Short problem = Every entry below should be transcribed exactly; pictures stay out of the copy.

Recorded information =
╭──

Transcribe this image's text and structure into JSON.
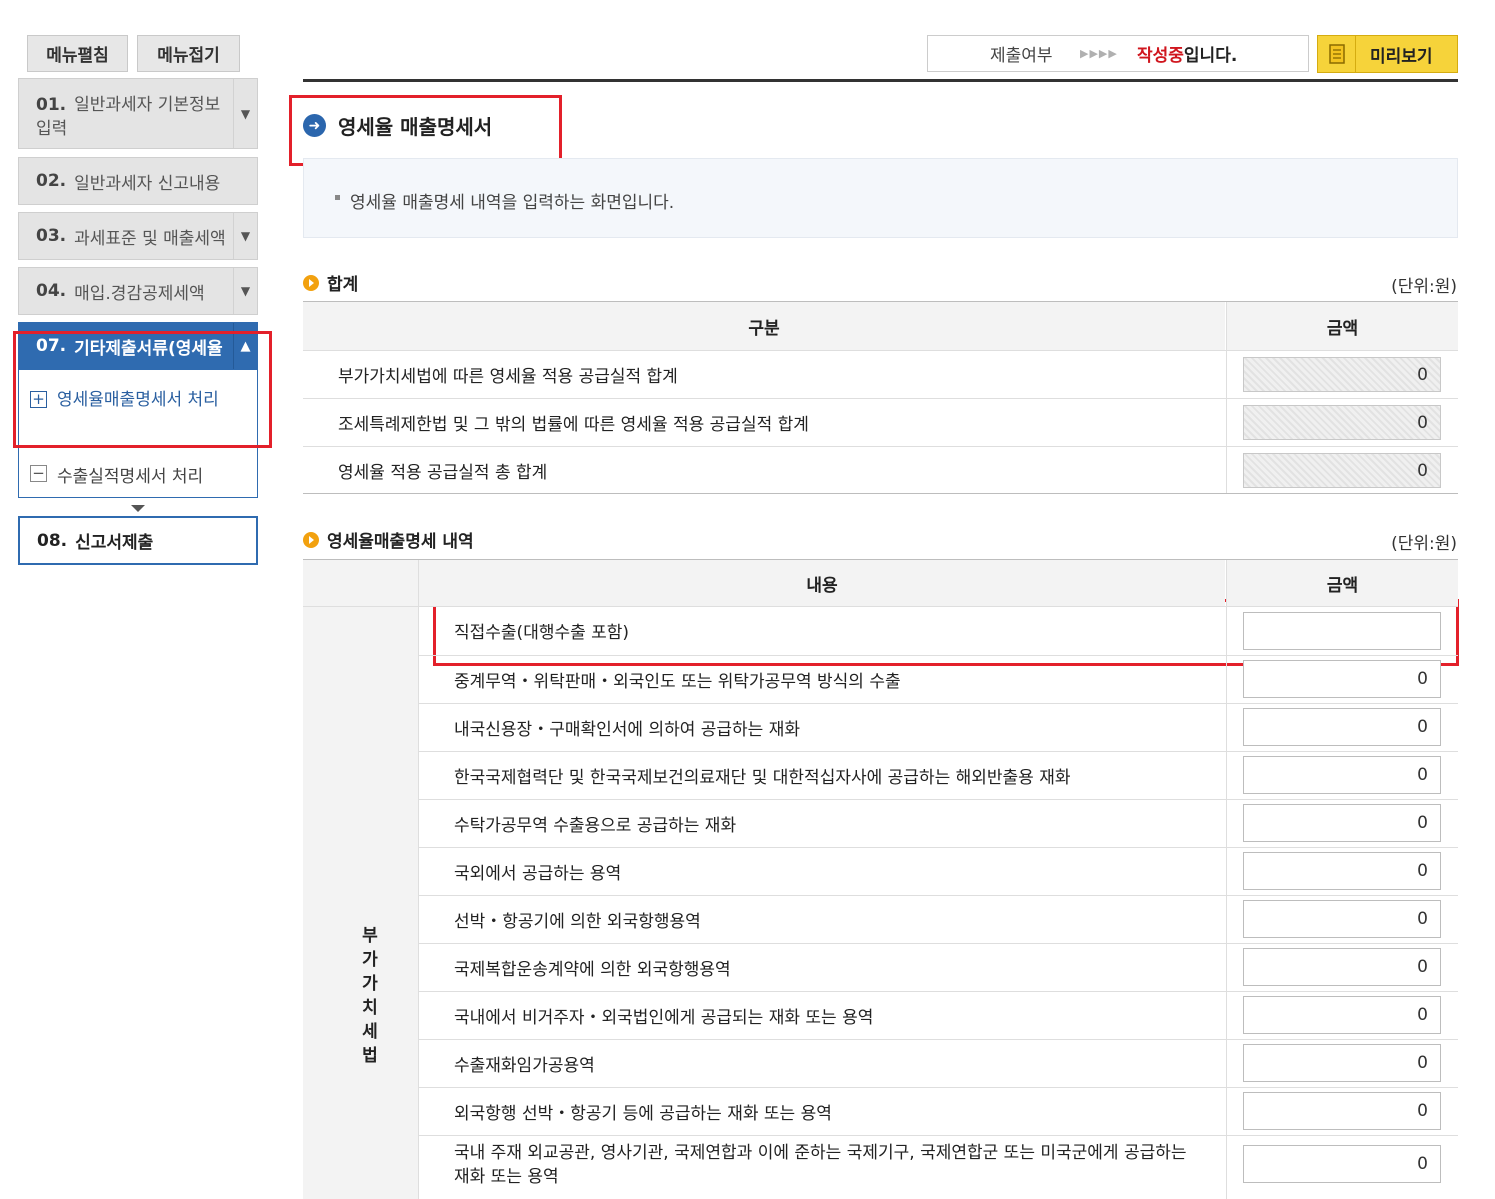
{
  "menu": {
    "expand_label": "메뉴펼침",
    "collapse_label": "메뉴접기",
    "steps": [
      {
        "num": "01.",
        "label": "일반과세자 기본정보 입력"
      },
      {
        "num": "02.",
        "label": "일반과세자 신고내용"
      },
      {
        "num": "03.",
        "label": "과세표준 및 매출세액"
      },
      {
        "num": "04.",
        "label": "매입.경감공제세액"
      },
      {
        "num": "07.",
        "label": "기타제출서류(영세율"
      },
      {
        "num": "08.",
        "label": "신고서제출"
      }
    ],
    "sub_items": [
      {
        "symbol": "+",
        "label": "영세율매출명세서 처리"
      },
      {
        "symbol": "−",
        "label": "수출실적명세서 처리"
      }
    ]
  },
  "status": {
    "label": "제출여부",
    "arrows": "▶▶▶▶",
    "state_red": "작성중",
    "state_suffix": "입니다."
  },
  "preview_button": "미리보기",
  "page": {
    "title": "영세율 매출명세서",
    "description": "영세율 매출명세 내역을 입력하는 화면입니다."
  },
  "summary": {
    "heading": "합계",
    "unit": "(단위:원)",
    "col_category": "구분",
    "col_amount": "금액",
    "rows": [
      {
        "label": "부가가치세법에 따른 영세율 적용 공급실적 합계",
        "value": "0"
      },
      {
        "label": "조세특례제한법 및 그 밖의 법률에 따른 영세율 적용 공급실적 합계",
        "value": "0"
      },
      {
        "label": "영세율 적용 공급실적 총 합계",
        "value": "0"
      }
    ]
  },
  "details": {
    "heading": "영세율매출명세 내역",
    "unit": "(단위:원)",
    "col_content": "내용",
    "col_amount": "금액",
    "category_label": "부가가치세법",
    "category_chars": [
      "부",
      "가",
      "가",
      "치",
      "세",
      "법"
    ],
    "rows": [
      {
        "label": "직접수출(대행수출 포함)",
        "value": ""
      },
      {
        "label": "중계무역・위탁판매・외국인도 또는 위탁가공무역 방식의 수출",
        "value": "0"
      },
      {
        "label": "내국신용장・구매확인서에 의하여 공급하는 재화",
        "value": "0"
      },
      {
        "label": "한국국제협력단 및 한국국제보건의료재단 및 대한적십자사에 공급하는 해외반출용 재화",
        "value": "0"
      },
      {
        "label": "수탁가공무역 수출용으로 공급하는 재화",
        "value": "0"
      },
      {
        "label": "국외에서 공급하는 용역",
        "value": "0"
      },
      {
        "label": "선박・항공기에 의한 외국항행용역",
        "value": "0"
      },
      {
        "label": "국제복합운송계약에 의한 외국항행용역",
        "value": "0"
      },
      {
        "label": "국내에서 비거주자・외국법인에게 공급되는 재화 또는 용역",
        "value": "0"
      },
      {
        "label": "수출재화임가공용역",
        "value": "0"
      },
      {
        "label": "외국항행 선박・항공기 등에 공급하는 재화 또는 용역",
        "value": "0"
      },
      {
        "label": "국내 주재 외교공관, 영사기관, 국제연합과 이에 준하는 국제기구, 국제연합군 또는 미국군에게 공급하는 재화 또는 용역",
        "value": "0"
      }
    ]
  }
}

╰──

Result =
Transcribe this image's text and structure into JSON.
{
  "menu": {
    "expand_label": "메뉴펼침",
    "collapse_label": "메뉴접기",
    "steps": [
      {
        "num": "01.",
        "label": "일반과세자 기본정보 입력"
      },
      {
        "num": "02.",
        "label": "일반과세자 신고내용"
      },
      {
        "num": "03.",
        "label": "과세표준 및 매출세액"
      },
      {
        "num": "04.",
        "label": "매입.경감공제세액"
      },
      {
        "num": "07.",
        "label": "기타제출서류(영세율"
      },
      {
        "num": "08.",
        "label": "신고서제출"
      }
    ],
    "sub_items": [
      {
        "symbol": "+",
        "label": "영세율매출명세서 처리"
      },
      {
        "symbol": "−",
        "label": "수출실적명세서 처리"
      }
    ]
  },
  "status": {
    "label": "제출여부",
    "arrows": "▶▶▶▶",
    "state_red": "작성중",
    "state_suffix": "입니다."
  },
  "preview_button": "미리보기",
  "page": {
    "title": "영세율 매출명세서",
    "description": "영세율 매출명세 내역을 입력하는 화면입니다."
  },
  "summary": {
    "heading": "합계",
    "unit": "(단위:원)",
    "col_category": "구분",
    "col_amount": "금액",
    "rows": [
      {
        "label": "부가가치세법에 따른 영세율 적용 공급실적 합계",
        "value": "0"
      },
      {
        "label": "조세특례제한법 및 그 밖의 법률에 따른 영세율 적용 공급실적 합계",
        "value": "0"
      },
      {
        "label": "영세율 적용 공급실적 총 합계",
        "value": "0"
      }
    ]
  },
  "details": {
    "heading": "영세율매출명세 내역",
    "unit": "(단위:원)",
    "col_content": "내용",
    "col_amount": "금액",
    "category_label": "부가가치세법",
    "category_chars": [
      "부",
      "가",
      "가",
      "치",
      "세",
      "법"
    ],
    "rows": [
      {
        "label": "직접수출(대행수출 포함)",
        "value": ""
      },
      {
        "label": "중계무역・위탁판매・외국인도 또는 위탁가공무역 방식의 수출",
        "value": "0"
      },
      {
        "label": "내국신용장・구매확인서에 의하여 공급하는 재화",
        "value": "0"
      },
      {
        "label": "한국국제협력단 및 한국국제보건의료재단 및 대한적십자사에 공급하는 해외반출용 재화",
        "value": "0"
      },
      {
        "label": "수탁가공무역 수출용으로 공급하는 재화",
        "value": "0"
      },
      {
        "label": "국외에서 공급하는 용역",
        "value": "0"
      },
      {
        "label": "선박・항공기에 의한 외국항행용역",
        "value": "0"
      },
      {
        "label": "국제복합운송계약에 의한 외국항행용역",
        "value": "0"
      },
      {
        "label": "국내에서 비거주자・외국법인에게 공급되는 재화 또는 용역",
        "value": "0"
      },
      {
        "label": "수출재화임가공용역",
        "value": "0"
      },
      {
        "label": "외국항행 선박・항공기 등에 공급하는 재화 또는 용역",
        "value": "0"
      },
      {
        "label": "국내 주재 외교공관, 영사기관, 국제연합과 이에 준하는 국제기구, 국제연합군 또는 미국군에게 공급하는 재화 또는 용역",
        "value": "0"
      }
    ]
  }
}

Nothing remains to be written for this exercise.